» Task brief: Pick out every line holding the string "text" and copy it.

Stored entries
== == ==
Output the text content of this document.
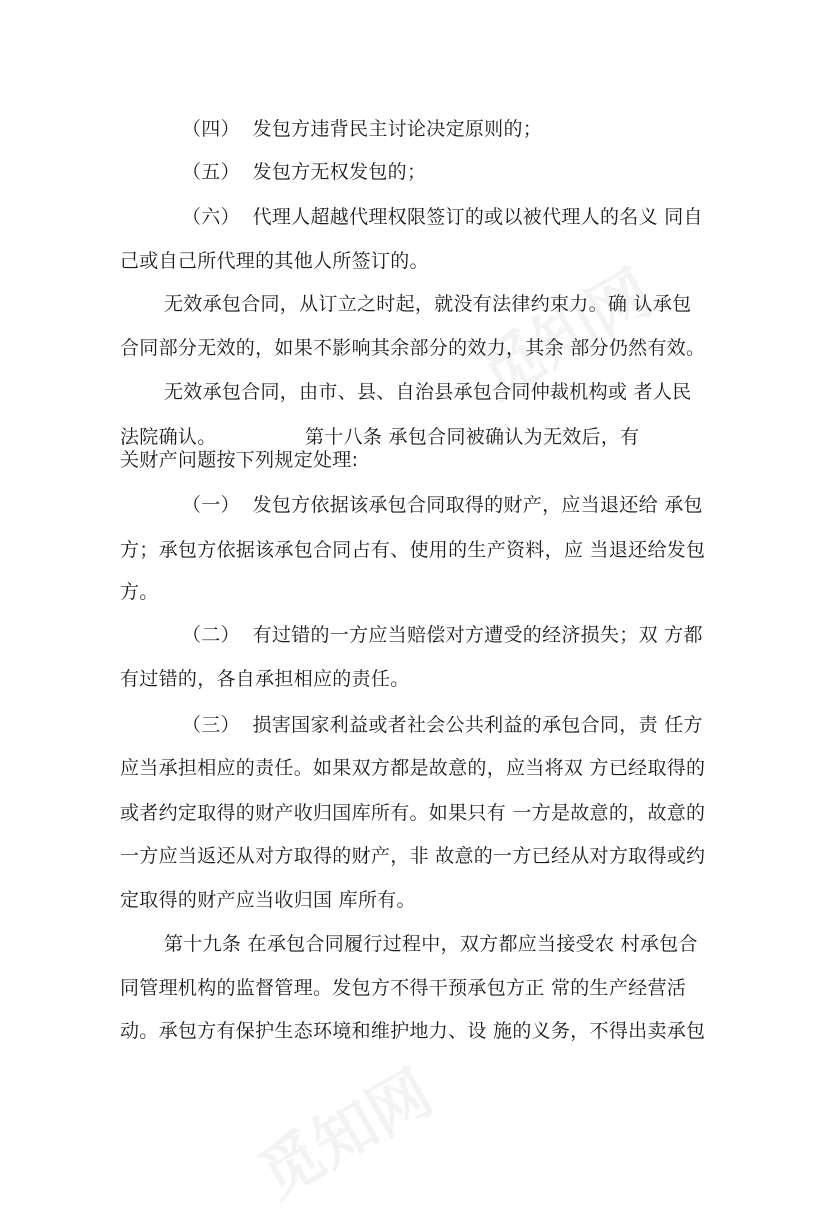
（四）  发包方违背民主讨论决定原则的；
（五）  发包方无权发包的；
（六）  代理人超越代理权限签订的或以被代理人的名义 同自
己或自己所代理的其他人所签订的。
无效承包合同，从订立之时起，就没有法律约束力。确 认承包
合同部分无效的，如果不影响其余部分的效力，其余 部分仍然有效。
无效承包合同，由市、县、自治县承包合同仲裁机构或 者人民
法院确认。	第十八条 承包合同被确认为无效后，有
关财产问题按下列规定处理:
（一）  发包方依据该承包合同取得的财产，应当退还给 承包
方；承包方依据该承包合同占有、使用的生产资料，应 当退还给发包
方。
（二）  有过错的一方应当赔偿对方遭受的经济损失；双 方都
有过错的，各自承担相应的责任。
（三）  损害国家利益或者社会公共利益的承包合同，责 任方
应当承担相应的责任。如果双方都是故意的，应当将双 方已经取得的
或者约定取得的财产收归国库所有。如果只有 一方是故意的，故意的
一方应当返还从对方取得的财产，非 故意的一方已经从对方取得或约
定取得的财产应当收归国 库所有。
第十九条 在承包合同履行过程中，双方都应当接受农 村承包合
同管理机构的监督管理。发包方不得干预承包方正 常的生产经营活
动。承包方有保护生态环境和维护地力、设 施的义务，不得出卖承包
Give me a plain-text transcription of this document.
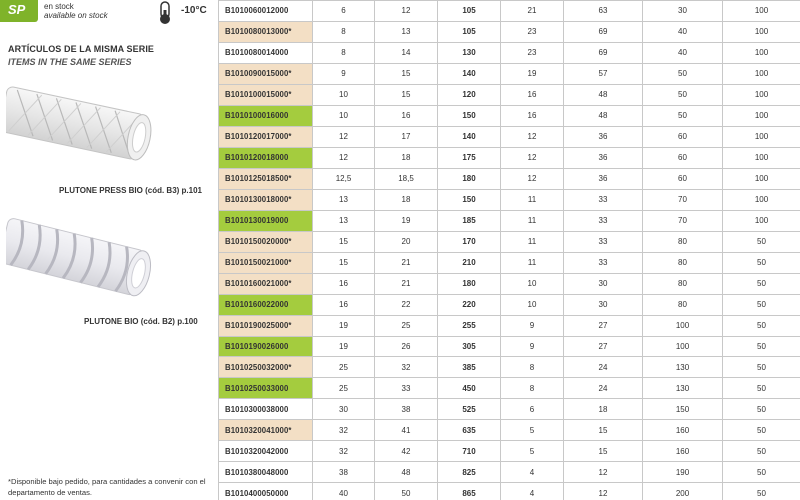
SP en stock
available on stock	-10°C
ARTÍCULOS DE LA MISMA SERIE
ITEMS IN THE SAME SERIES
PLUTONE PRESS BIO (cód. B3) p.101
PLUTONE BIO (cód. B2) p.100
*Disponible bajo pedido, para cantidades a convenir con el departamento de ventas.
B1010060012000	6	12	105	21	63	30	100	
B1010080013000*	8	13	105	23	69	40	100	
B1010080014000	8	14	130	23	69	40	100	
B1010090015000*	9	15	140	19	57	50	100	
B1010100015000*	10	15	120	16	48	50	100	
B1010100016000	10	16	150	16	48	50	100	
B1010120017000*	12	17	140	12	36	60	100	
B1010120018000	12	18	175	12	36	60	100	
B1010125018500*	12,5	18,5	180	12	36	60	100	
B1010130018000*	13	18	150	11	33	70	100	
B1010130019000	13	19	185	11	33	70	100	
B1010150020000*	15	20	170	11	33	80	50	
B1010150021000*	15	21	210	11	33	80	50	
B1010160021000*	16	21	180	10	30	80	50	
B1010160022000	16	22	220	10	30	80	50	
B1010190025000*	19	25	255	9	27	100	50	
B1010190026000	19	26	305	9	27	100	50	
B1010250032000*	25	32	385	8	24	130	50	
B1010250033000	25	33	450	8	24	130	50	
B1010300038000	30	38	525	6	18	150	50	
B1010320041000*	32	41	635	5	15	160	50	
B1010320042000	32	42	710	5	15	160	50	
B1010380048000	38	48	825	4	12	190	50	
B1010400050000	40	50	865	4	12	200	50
== == ==
» Finished task:
Output the text content of this document.
Give me a plain-text transcription of this document.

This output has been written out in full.